Your objective. Copy down all of the data underneath, exactly as shown.

Data shown.

——

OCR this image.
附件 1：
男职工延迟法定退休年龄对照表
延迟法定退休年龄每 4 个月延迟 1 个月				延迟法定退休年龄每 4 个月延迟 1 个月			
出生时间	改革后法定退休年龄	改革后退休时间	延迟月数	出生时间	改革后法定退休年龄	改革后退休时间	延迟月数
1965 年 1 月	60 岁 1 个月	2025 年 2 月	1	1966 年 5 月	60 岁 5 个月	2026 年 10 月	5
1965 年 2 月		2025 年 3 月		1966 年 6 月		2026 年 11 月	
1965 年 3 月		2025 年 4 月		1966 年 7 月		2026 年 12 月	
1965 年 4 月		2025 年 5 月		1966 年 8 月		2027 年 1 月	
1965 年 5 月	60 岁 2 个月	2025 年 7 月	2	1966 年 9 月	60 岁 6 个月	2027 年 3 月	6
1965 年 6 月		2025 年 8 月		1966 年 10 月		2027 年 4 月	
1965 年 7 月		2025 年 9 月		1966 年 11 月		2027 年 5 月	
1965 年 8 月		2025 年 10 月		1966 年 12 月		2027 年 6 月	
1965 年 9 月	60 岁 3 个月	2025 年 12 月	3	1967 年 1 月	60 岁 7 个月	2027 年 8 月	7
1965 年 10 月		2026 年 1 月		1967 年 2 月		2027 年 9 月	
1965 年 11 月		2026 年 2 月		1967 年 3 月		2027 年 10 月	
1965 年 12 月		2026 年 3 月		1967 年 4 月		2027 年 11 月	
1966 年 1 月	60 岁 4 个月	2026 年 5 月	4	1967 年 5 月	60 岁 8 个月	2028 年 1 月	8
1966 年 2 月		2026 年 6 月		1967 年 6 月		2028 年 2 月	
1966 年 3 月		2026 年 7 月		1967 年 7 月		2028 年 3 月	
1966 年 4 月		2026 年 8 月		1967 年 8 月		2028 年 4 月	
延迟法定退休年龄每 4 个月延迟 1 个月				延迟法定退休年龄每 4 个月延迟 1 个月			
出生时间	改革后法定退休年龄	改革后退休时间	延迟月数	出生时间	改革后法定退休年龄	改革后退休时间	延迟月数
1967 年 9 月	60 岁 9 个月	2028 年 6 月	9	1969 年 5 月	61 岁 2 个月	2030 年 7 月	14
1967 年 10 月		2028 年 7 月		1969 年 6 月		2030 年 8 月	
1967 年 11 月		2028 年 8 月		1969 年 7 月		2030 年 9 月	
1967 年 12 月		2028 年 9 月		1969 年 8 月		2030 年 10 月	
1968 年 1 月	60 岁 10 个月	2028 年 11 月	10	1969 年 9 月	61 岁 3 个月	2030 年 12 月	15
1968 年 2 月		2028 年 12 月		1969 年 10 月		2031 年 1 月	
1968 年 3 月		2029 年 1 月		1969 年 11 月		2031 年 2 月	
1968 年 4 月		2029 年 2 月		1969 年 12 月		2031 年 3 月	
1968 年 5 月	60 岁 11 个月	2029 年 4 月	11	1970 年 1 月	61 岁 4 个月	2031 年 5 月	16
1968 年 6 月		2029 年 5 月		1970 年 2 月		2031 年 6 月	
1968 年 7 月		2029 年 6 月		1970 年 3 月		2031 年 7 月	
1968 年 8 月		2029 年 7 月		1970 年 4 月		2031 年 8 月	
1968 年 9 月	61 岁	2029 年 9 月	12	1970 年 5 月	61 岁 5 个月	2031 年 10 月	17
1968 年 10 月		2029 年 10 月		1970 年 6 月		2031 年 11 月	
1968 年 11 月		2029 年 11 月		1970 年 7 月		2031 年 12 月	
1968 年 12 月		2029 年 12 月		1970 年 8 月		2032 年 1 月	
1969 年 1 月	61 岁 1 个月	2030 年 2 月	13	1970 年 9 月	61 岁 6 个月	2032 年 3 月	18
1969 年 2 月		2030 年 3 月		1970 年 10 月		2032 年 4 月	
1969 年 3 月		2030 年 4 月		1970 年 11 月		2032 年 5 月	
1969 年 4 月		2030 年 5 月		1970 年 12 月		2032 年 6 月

——

Answer to this exercise.
OCR this image.
附件 1：
男职工延迟法定退休年龄对照表
延迟法定退休年龄每 4 个月延迟 1 个月				延迟法定退休年龄每 4 个月延迟 1 个月			
出生时间	改革后法定退休年龄	改革后退休时间	延迟月数	出生时间	改革后法定退休年龄	改革后退休时间	延迟月数
1965 年 1 月	60 岁 1 个月	2025 年 2 月	1	1966 年 5 月	60 岁 5 个月	2026 年 10 月	5
1965 年 2 月		2025 年 3 月		1966 年 6 月		2026 年 11 月	
1965 年 3 月		2025 年 4 月		1966 年 7 月		2026 年 12 月	
1965 年 4 月		2025 年 5 月		1966 年 8 月		2027 年 1 月	
1965 年 5 月	60 岁 2 个月	2025 年 7 月	2	1966 年 9 月	60 岁 6 个月	2027 年 3 月	6
1965 年 6 月		2025 年 8 月		1966 年 10 月		2027 年 4 月	
1965 年 7 月		2025 年 9 月		1966 年 11 月		2027 年 5 月	
1965 年 8 月		2025 年 10 月		1966 年 12 月		2027 年 6 月	
1965 年 9 月	60 岁 3 个月	2025 年 12 月	3	1967 年 1 月	60 岁 7 个月	2027 年 8 月	7
1965 年 10 月		2026 年 1 月		1967 年 2 月		2027 年 9 月	
1965 年 11 月		2026 年 2 月		1967 年 3 月		2027 年 10 月	
1965 年 12 月		2026 年 3 月		1967 年 4 月		2027 年 11 月	
1966 年 1 月	60 岁 4 个月	2026 年 5 月	4	1967 年 5 月	60 岁 8 个月	2028 年 1 月	8
1966 年 2 月		2026 年 6 月		1967 年 6 月		2028 年 2 月	
1966 年 3 月		2026 年 7 月		1967 年 7 月		2028 年 3 月	
1966 年 4 月		2026 年 8 月		1967 年 8 月		2028 年 4 月	
延迟法定退休年龄每 4 个月延迟 1 个月				延迟法定退休年龄每 4 个月延迟 1 个月			
出生时间	改革后法定退休年龄	改革后退休时间	延迟月数	出生时间	改革后法定退休年龄	改革后退休时间	延迟月数
1967 年 9 月	60 岁 9 个月	2028 年 6 月	9	1969 年 5 月	61 岁 2 个月	2030 年 7 月	14
1967 年 10 月		2028 年 7 月		1969 年 6 月		2030 年 8 月	
1967 年 11 月		2028 年 8 月		1969 年 7 月		2030 年 9 月	
1967 年 12 月		2028 年 9 月		1969 年 8 月		2030 年 10 月	
1968 年 1 月	60 岁 10 个月	2028 年 11 月	10	1969 年 9 月	61 岁 3 个月	2030 年 12 月	15
1968 年 2 月		2028 年 12 月		1969 年 10 月		2031 年 1 月	
1968 年 3 月		2029 年 1 月		1969 年 11 月		2031 年 2 月	
1968 年 4 月		2029 年 2 月		1969 年 12 月		2031 年 3 月	
1968 年 5 月	60 岁 11 个月	2029 年 4 月	11	1970 年 1 月	61 岁 4 个月	2031 年 5 月	16
1968 年 6 月		2029 年 5 月		1970 年 2 月		2031 年 6 月	
1968 年 7 月		2029 年 6 月		1970 年 3 月		2031 年 7 月	
1968 年 8 月		2029 年 7 月		1970 年 4 月		2031 年 8 月	
1968 年 9 月	61 岁	2029 年 9 月	12	1970 年 5 月	61 岁 5 个月	2031 年 10 月	17
1968 年 10 月		2029 年 10 月		1970 年 6 月		2031 年 11 月	
1968 年 11 月		2029 年 11 月		1970 年 7 月		2031 年 12 月	
1968 年 12 月		2029 年 12 月		1970 年 8 月		2032 年 1 月	
1969 年 1 月	61 岁 1 个月	2030 年 2 月	13	1970 年 9 月	61 岁 6 个月	2032 年 3 月	18
1969 年 2 月		2030 年 3 月		1970 年 10 月		2032 年 4 月	
1969 年 3 月		2030 年 4 月		1970 年 11 月		2032 年 5 月	
1969 年 4 月		2030 年 5 月		1970 年 12 月		2032 年 6 月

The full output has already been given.